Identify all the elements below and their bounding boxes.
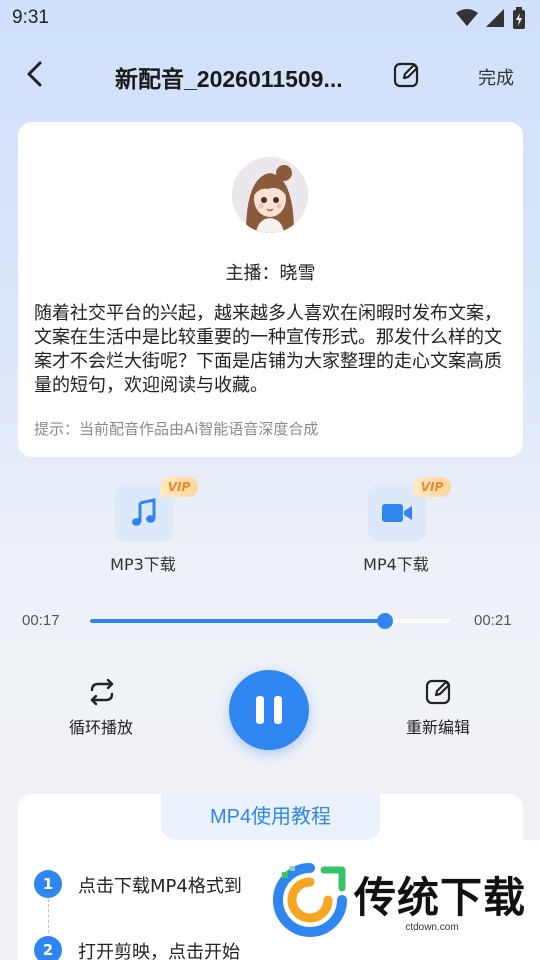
watermark-logo-icon	[273, 863, 347, 937]
anchor-name: 主播：晓雪	[225, 263, 316, 284]
reedit-label: 重新编辑	[405, 718, 470, 737]
progress-slider[interactable]	[90, 613, 450, 629]
watermark-text: 传统下载	[354, 873, 527, 922]
vip-badge: VIP	[160, 477, 198, 497]
status-icons	[456, 7, 526, 29]
edit-icon	[425, 679, 451, 705]
progress-fill	[90, 619, 386, 623]
total-time: 00:21	[474, 612, 512, 629]
anchor-avatar	[232, 157, 308, 233]
edit-title-icon[interactable]	[392, 60, 422, 90]
ai-hint: 提示：当前配音作品由Ai智能语音深度合成	[34, 420, 319, 438]
step-connector	[48, 899, 49, 933]
step-text: 点击下载MP4格式到	[78, 876, 242, 897]
status-time: 9:31	[12, 7, 49, 28]
watermark: 传统下载 ctdown.com	[266, 840, 540, 960]
mp3-download-label: MP3下载	[110, 555, 176, 574]
mp4-download-label: MP4下载	[363, 555, 429, 574]
video-camera-icon	[382, 504, 412, 522]
current-time: 00:17	[22, 612, 60, 629]
done-button[interactable]: 完成	[478, 64, 514, 90]
vip-badge: VIP	[413, 477, 451, 497]
step-number: 1	[34, 870, 62, 898]
signal-icon	[486, 9, 504, 27]
tutorial-title: MP4使用教程	[161, 794, 380, 840]
progress-thumb[interactable]	[377, 613, 394, 629]
battery-icon	[513, 7, 525, 29]
pause-button[interactable]	[229, 670, 309, 750]
page-title: 新配音_2026011509...	[115, 66, 343, 92]
header: 新配音_2026011509... 完成	[0, 48, 540, 102]
step-number: 2	[34, 936, 62, 960]
wifi-icon	[456, 9, 478, 26]
script-card: 主播：晓雪 随着社交平台的兴起，越来越多人喜欢在闲暇时发布文案，文案在生活中是比…	[18, 122, 523, 457]
step-text: 打开剪映，点击开始	[78, 942, 240, 960]
pause-icon	[274, 696, 282, 724]
watermark-url: ctdown.com	[405, 922, 459, 933]
mp3-download-button[interactable]: VIP MP3下载	[78, 477, 208, 576]
music-note-icon	[132, 498, 156, 526]
pause-icon	[256, 696, 264, 724]
loop-label: 循环播放	[68, 718, 133, 737]
script-text: 随着社交平台的兴起，越来越多人喜欢在闲暇时发布文案，文案在生活中是比较重要的一种…	[34, 303, 502, 396]
loop-button[interactable]: 循环播放	[46, 676, 156, 740]
reedit-button[interactable]: 重新编辑	[383, 676, 493, 740]
loop-icon	[90, 678, 114, 706]
avatar-illustration	[232, 157, 308, 233]
back-arrow-icon[interactable]	[20, 58, 52, 90]
mp4-download-button[interactable]: VIP MP4下载	[331, 477, 461, 576]
status-bar: 9:31	[0, 0, 540, 36]
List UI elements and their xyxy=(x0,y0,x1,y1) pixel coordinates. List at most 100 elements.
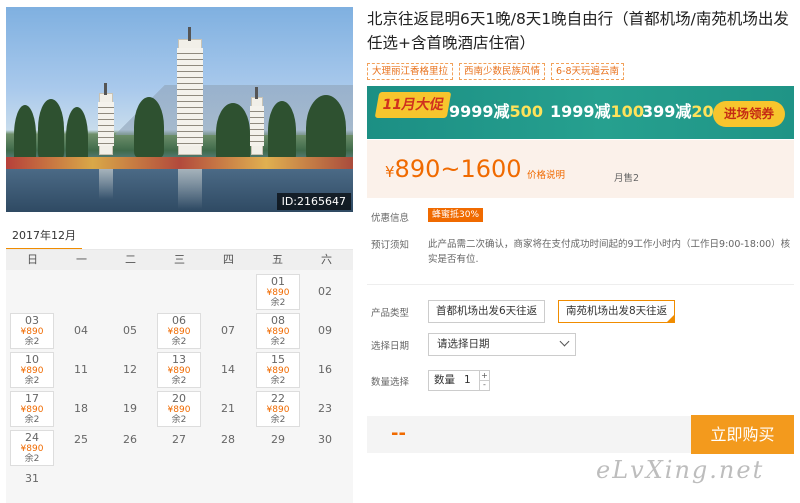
divider xyxy=(367,284,794,285)
day-price: ¥890 xyxy=(20,327,44,337)
deal-amount: 500 xyxy=(509,102,543,121)
calendar-day: 02 xyxy=(303,274,347,310)
get-coupon-button[interactable]: 进场领券 xyxy=(713,101,785,127)
calendar-day[interactable]: 01 ¥890 余2 xyxy=(256,274,300,310)
day-number: 30 xyxy=(318,433,332,446)
quantity-stepper[interactable]: 数量 1 + - xyxy=(428,370,490,391)
weekday-label: 日 xyxy=(27,253,38,266)
day-number: 28 xyxy=(221,433,235,446)
day-number: 08 xyxy=(271,314,285,327)
calendar-day[interactable]: 15 ¥890 余2 xyxy=(256,352,300,388)
promo-deal: 9999减500 xyxy=(449,100,543,124)
photo-flower-shore xyxy=(6,157,353,169)
deal-threshold: 399减 xyxy=(642,102,692,121)
promo-deal: 1999减100 xyxy=(550,100,644,124)
calendar-day: 29 xyxy=(256,422,300,458)
photo-reflection xyxy=(178,169,202,209)
promo-banner[interactable]: 11月大促 9999减500 1999减100 399减20 进场领券 xyxy=(367,86,794,139)
discount-label: 优惠信息 xyxy=(371,213,410,224)
day-number: 22 xyxy=(271,392,285,405)
photo-spire xyxy=(255,87,258,99)
product-title: 北京往返昆明6天1晚/8天1晚自由行（首都机场/南苑机场出发任选+含首晚酒店住宿… xyxy=(367,10,789,52)
buy-now-button[interactable]: 立即购买 xyxy=(691,415,794,454)
calendar-day[interactable]: 13 ¥890 余2 xyxy=(157,352,201,388)
calendar-day[interactable]: 10 ¥890 余2 xyxy=(10,352,54,388)
day-number: 05 xyxy=(123,324,137,337)
day-remaining: 余2 xyxy=(270,337,286,347)
product-tags: 大理丽江香格里拉 西南少数民族风情 6-8天玩遍云南 xyxy=(367,63,625,80)
product-type-option-nanyuan-8day[interactable]: 南苑机场出发8天往返 xyxy=(558,300,676,323)
calendar-day[interactable]: 17 ¥890 余2 xyxy=(10,391,54,427)
weekday-label: 三 xyxy=(174,253,185,266)
promo-badge: 11月大促 xyxy=(374,92,452,118)
calendar-weekday-header: 日 一 二 三 四 五 六 xyxy=(6,250,353,270)
day-number: 14 xyxy=(221,363,235,376)
day-number: 01 xyxy=(271,275,285,288)
deal-amount: 100 xyxy=(610,102,644,121)
day-number: 20 xyxy=(172,392,186,405)
deal-amount: 20 xyxy=(691,102,714,121)
weekday-label: 二 xyxy=(125,253,136,266)
day-number: 13 xyxy=(172,353,186,366)
product-tag: 西南少数民族风情 xyxy=(459,63,546,80)
day-number: 17 xyxy=(25,392,39,405)
calendar-day: 07 xyxy=(206,313,250,349)
day-number: 04 xyxy=(74,324,88,337)
photo-pagoda-left xyxy=(98,93,114,155)
honey-discount-badge: 蜂蜜抵30% xyxy=(428,208,484,222)
calendar-day: 11 xyxy=(59,352,103,388)
photo-tree xyxy=(216,103,250,163)
day-number: 12 xyxy=(123,363,137,376)
total-price: -- xyxy=(391,423,406,444)
notice-label: 预订须知 xyxy=(371,240,410,251)
calendar-day: 25 xyxy=(59,422,103,458)
calendar-day[interactable]: 08 ¥890 余2 xyxy=(256,313,300,349)
day-number: 26 xyxy=(123,433,137,446)
day-price: ¥890 xyxy=(167,327,191,337)
day-price: ¥890 xyxy=(20,366,44,376)
calendar-day[interactable]: 03 ¥890 余2 xyxy=(10,313,54,349)
calendar-day: 14 xyxy=(206,352,250,388)
calendar-day: 27 xyxy=(157,422,201,458)
photo-spire xyxy=(188,27,191,41)
booking-notice: 此产品需二次确认，商家将在支付成功时间起的9工作小时内（工作日9:00-18:0… xyxy=(428,239,791,265)
photo-tree xyxy=(38,99,64,159)
product-tag: 6-8天玩遍云南 xyxy=(551,63,625,80)
photo-reflection xyxy=(99,169,113,199)
day-number: 27 xyxy=(172,433,186,446)
decrement-icon[interactable]: - xyxy=(479,380,489,390)
product-type-label: 产品类型 xyxy=(371,308,410,319)
calendar-month-tab[interactable]: 2017年12月 xyxy=(6,226,82,250)
monthly-sales: 月售2 xyxy=(614,173,640,184)
calendar-day: 30 xyxy=(303,422,347,458)
day-number: 31 xyxy=(25,472,39,485)
calendar-day: 16 xyxy=(303,352,347,388)
product-type-option-nanyuan-6day[interactable]: 首都机场出发6天往返 xyxy=(428,300,546,323)
departure-calendar: 日 一 二 三 四 五 六 01 ¥890 余2 02 03 ¥890 余2 04 05… xyxy=(6,250,353,503)
day-remaining: 余2 xyxy=(270,298,286,308)
day-number: 15 xyxy=(271,353,285,366)
day-price: ¥890 xyxy=(266,288,290,298)
product-photo[interactable]: ID:2165647 xyxy=(6,7,353,212)
photo-id-label: ID:2165647 xyxy=(276,193,351,210)
product-page: ID:2165647 2017年12月 日 一 二 三 四 五 六 01 ¥890… xyxy=(0,0,800,503)
weekday-label: 一 xyxy=(76,253,87,266)
quantity-label: 数量选择 xyxy=(371,377,410,388)
price-value: 890~1600 xyxy=(394,155,522,183)
day-number: 25 xyxy=(74,433,88,446)
calendar-day[interactable]: 06 ¥890 余2 xyxy=(157,313,201,349)
day-number: 07 xyxy=(221,324,235,337)
day-price: ¥890 xyxy=(266,327,290,337)
quantity-inner-label: 数量 xyxy=(434,374,455,386)
day-remaining: 余2 xyxy=(24,415,40,425)
day-remaining: 余2 xyxy=(24,337,40,347)
day-number: 03 xyxy=(25,314,39,327)
day-price: ¥890 xyxy=(266,405,290,415)
deal-threshold: 9999减 xyxy=(449,102,510,121)
price-explanation-link[interactable]: 价格说明 xyxy=(527,167,565,181)
date-select[interactable]: 请选择日期 xyxy=(428,333,576,356)
quantity-value[interactable]: 1 xyxy=(464,371,471,390)
calendar-day: 05 xyxy=(108,313,152,349)
photo-spire xyxy=(104,83,107,95)
calendar-day: 04 xyxy=(59,313,103,349)
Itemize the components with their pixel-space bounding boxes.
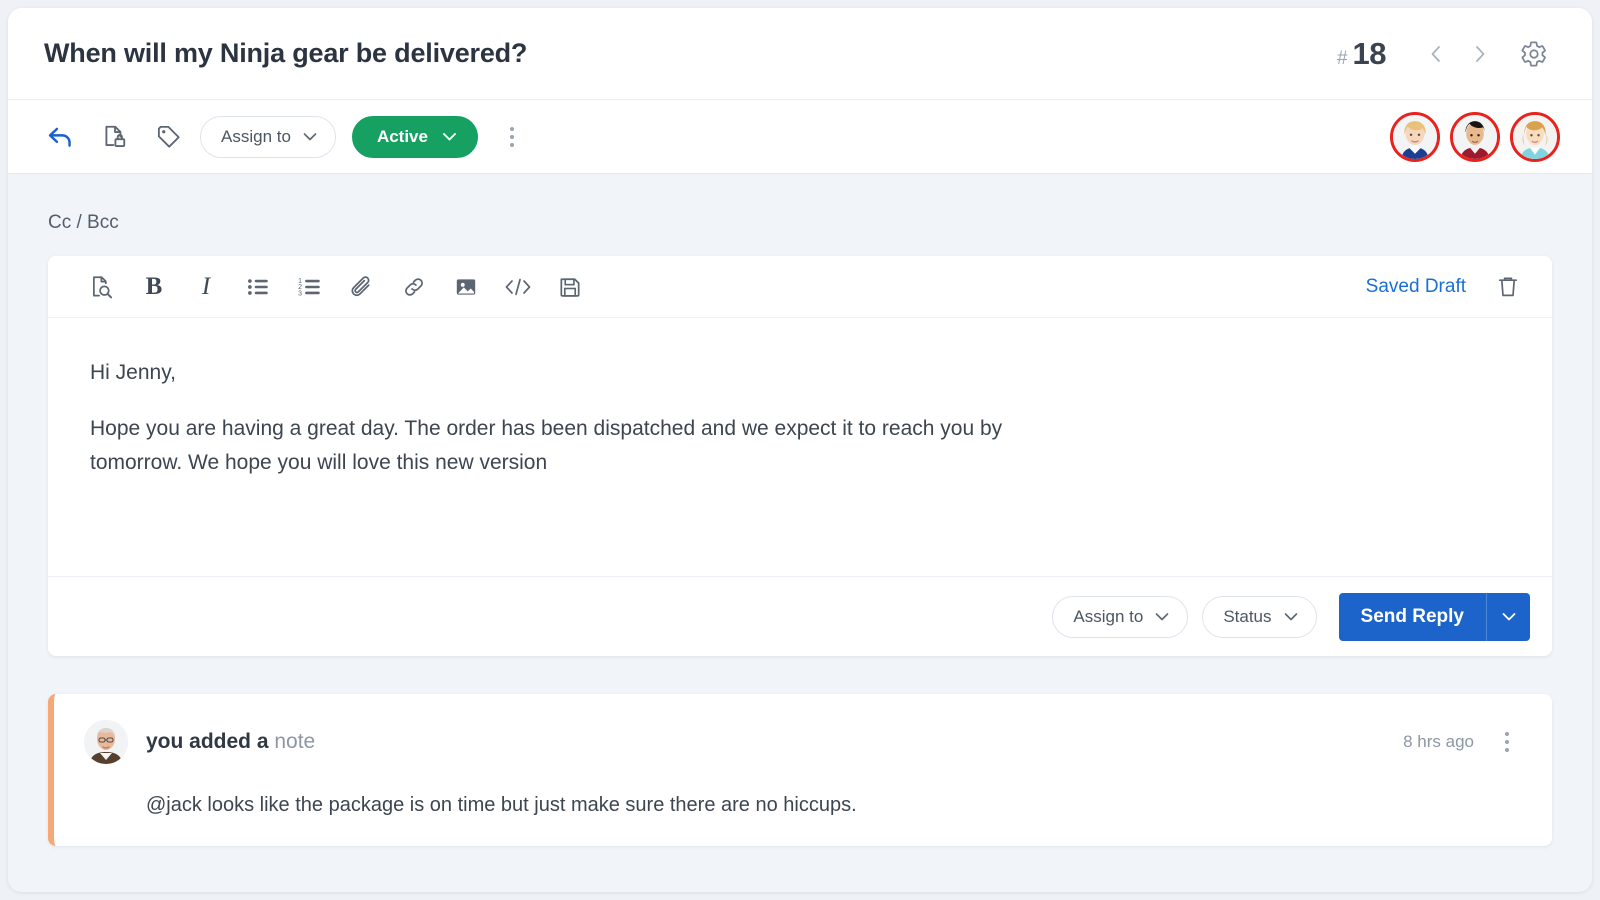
note-header: you added a note 8 hrs ago — [54, 720, 1526, 764]
watchers-list — [1390, 112, 1560, 162]
svg-text:3: 3 — [298, 290, 302, 297]
private-note-button[interactable] — [92, 114, 138, 160]
reply-editor[interactable]: Hi Jenny, Hope you are having a great da… — [48, 318, 1552, 576]
message-line: Hi Jenny, — [90, 356, 1512, 390]
action-bar: Assign to Active — [8, 100, 1592, 174]
bullet-list-icon[interactable] — [232, 264, 284, 310]
chevron-down-icon — [1284, 612, 1298, 622]
note-author-avatar-image — [84, 720, 128, 764]
save-icon[interactable] — [544, 264, 596, 310]
dot — [510, 127, 514, 131]
watcher-avatar-1-image — [1393, 115, 1437, 159]
avatar — [84, 720, 128, 764]
tag-button[interactable] — [146, 114, 192, 160]
note-body: @jack looks like the package is on time … — [54, 790, 1526, 820]
ticket-number: # 18 — [1337, 36, 1386, 72]
watcher-avatar-2-image — [1453, 115, 1497, 159]
next-ticket-button[interactable] — [1458, 32, 1502, 76]
dot — [1505, 732, 1509, 736]
page-title: When will my Ninja gear be delivered? — [44, 38, 1337, 69]
chevron-down-icon — [1155, 612, 1169, 622]
dot — [1505, 748, 1509, 752]
watcher-avatar-3-image — [1513, 115, 1557, 159]
attachment-icon[interactable] — [336, 264, 388, 310]
avatar[interactable] — [1450, 112, 1500, 162]
note-type: note — [274, 730, 315, 753]
bold-icon[interactable]: B — [128, 264, 180, 310]
avatar[interactable] — [1510, 112, 1560, 162]
note-options-button[interactable] — [1488, 723, 1526, 761]
composer-status-dropdown[interactable]: Status — [1202, 596, 1316, 638]
insert-canned-response-icon[interactable] — [76, 264, 128, 310]
message-line: Hope you are having a great day. The ord… — [90, 412, 1070, 480]
conversation-area: Cc / Bcc B I — [8, 174, 1592, 892]
cc-bcc-toggle[interactable]: Cc / Bcc — [48, 174, 119, 256]
chevron-right-icon — [1470, 42, 1490, 66]
gear-icon — [1520, 40, 1548, 68]
composer-footer: Assign to Status Send Reply — [48, 576, 1552, 656]
send-reply-button[interactable]: Send Reply — [1339, 593, 1486, 641]
hash-symbol: # — [1337, 48, 1348, 70]
ticket-number-value: 18 — [1353, 36, 1386, 72]
note-title: you added a note — [146, 730, 315, 754]
composer-assign-to-label: Assign to — [1073, 607, 1143, 627]
activity-note-card: you added a note 8 hrs ago @jack looks l… — [48, 694, 1552, 846]
chevron-down-icon — [1502, 612, 1516, 622]
document-lock-icon — [101, 123, 129, 151]
settings-button[interactable] — [1510, 30, 1558, 78]
note-timestamp: 8 hrs ago — [1403, 732, 1474, 752]
trash-icon — [1496, 274, 1520, 300]
numbered-list-icon[interactable]: 1 2 3 — [284, 264, 336, 310]
composer-assign-to-dropdown[interactable]: Assign to — [1052, 596, 1188, 638]
image-icon[interactable] — [440, 264, 492, 310]
dot — [1505, 740, 1509, 744]
reply-icon — [46, 122, 76, 152]
delete-draft-button[interactable] — [1488, 267, 1528, 307]
saved-draft-link[interactable]: Saved Draft — [1366, 276, 1466, 298]
send-options-button[interactable] — [1486, 593, 1530, 641]
reply-button[interactable] — [38, 114, 84, 160]
chevron-down-icon — [442, 132, 457, 142]
code-icon[interactable] — [492, 264, 544, 310]
status-badge: Active — [377, 127, 428, 147]
reply-composer: B I 1 — [48, 256, 1552, 656]
status-dropdown[interactable]: Active — [352, 116, 478, 158]
tag-icon — [155, 123, 183, 151]
prev-ticket-button[interactable] — [1414, 32, 1458, 76]
avatar[interactable] — [1390, 112, 1440, 162]
more-options-button[interactable] — [490, 115, 534, 159]
paragraph-gap — [90, 390, 1512, 412]
composer-toolbar: B I 1 — [48, 256, 1552, 318]
assign-to-label: Assign to — [221, 127, 291, 147]
note-author: you added a — [146, 730, 274, 753]
titlebar: When will my Ninja gear be delivered? # … — [8, 8, 1592, 100]
titlebar-actions: # 18 — [1337, 30, 1558, 78]
link-icon[interactable] — [388, 264, 440, 310]
composer-status-label: Status — [1223, 607, 1271, 627]
ticket-window: When will my Ninja gear be delivered? # … — [8, 8, 1592, 892]
dot — [510, 135, 514, 139]
italic-icon[interactable]: I — [180, 264, 232, 310]
chevron-left-icon — [1426, 42, 1446, 66]
send-reply-group: Send Reply — [1339, 593, 1530, 641]
chevron-down-icon — [303, 132, 317, 142]
dot — [510, 143, 514, 147]
assign-to-dropdown[interactable]: Assign to — [200, 116, 336, 158]
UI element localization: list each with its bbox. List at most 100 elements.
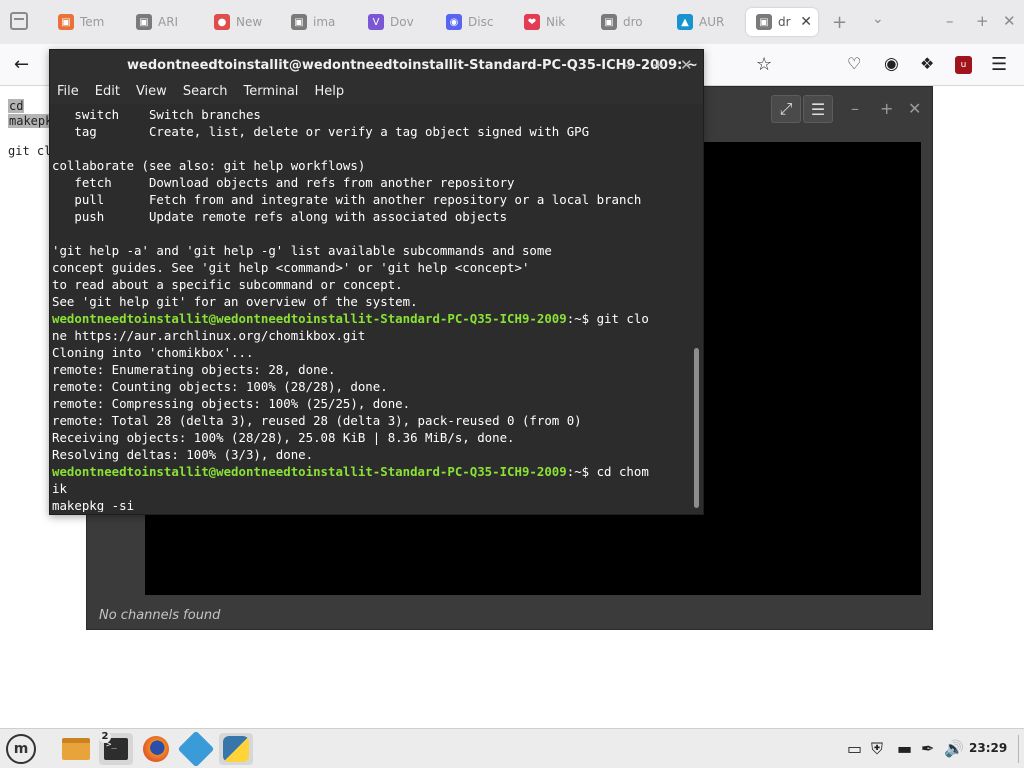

WHAT YOU HAVE TO DO
Which lines in the items above contain the word "options"? Pull out each of those lines in full.

RESULT OF THE EXERCISE
note-options-button[interactable] — [1488, 723, 1526, 761]
send-options-button[interactable] — [1486, 593, 1530, 641]
more-options-button[interactable] — [490, 115, 534, 159]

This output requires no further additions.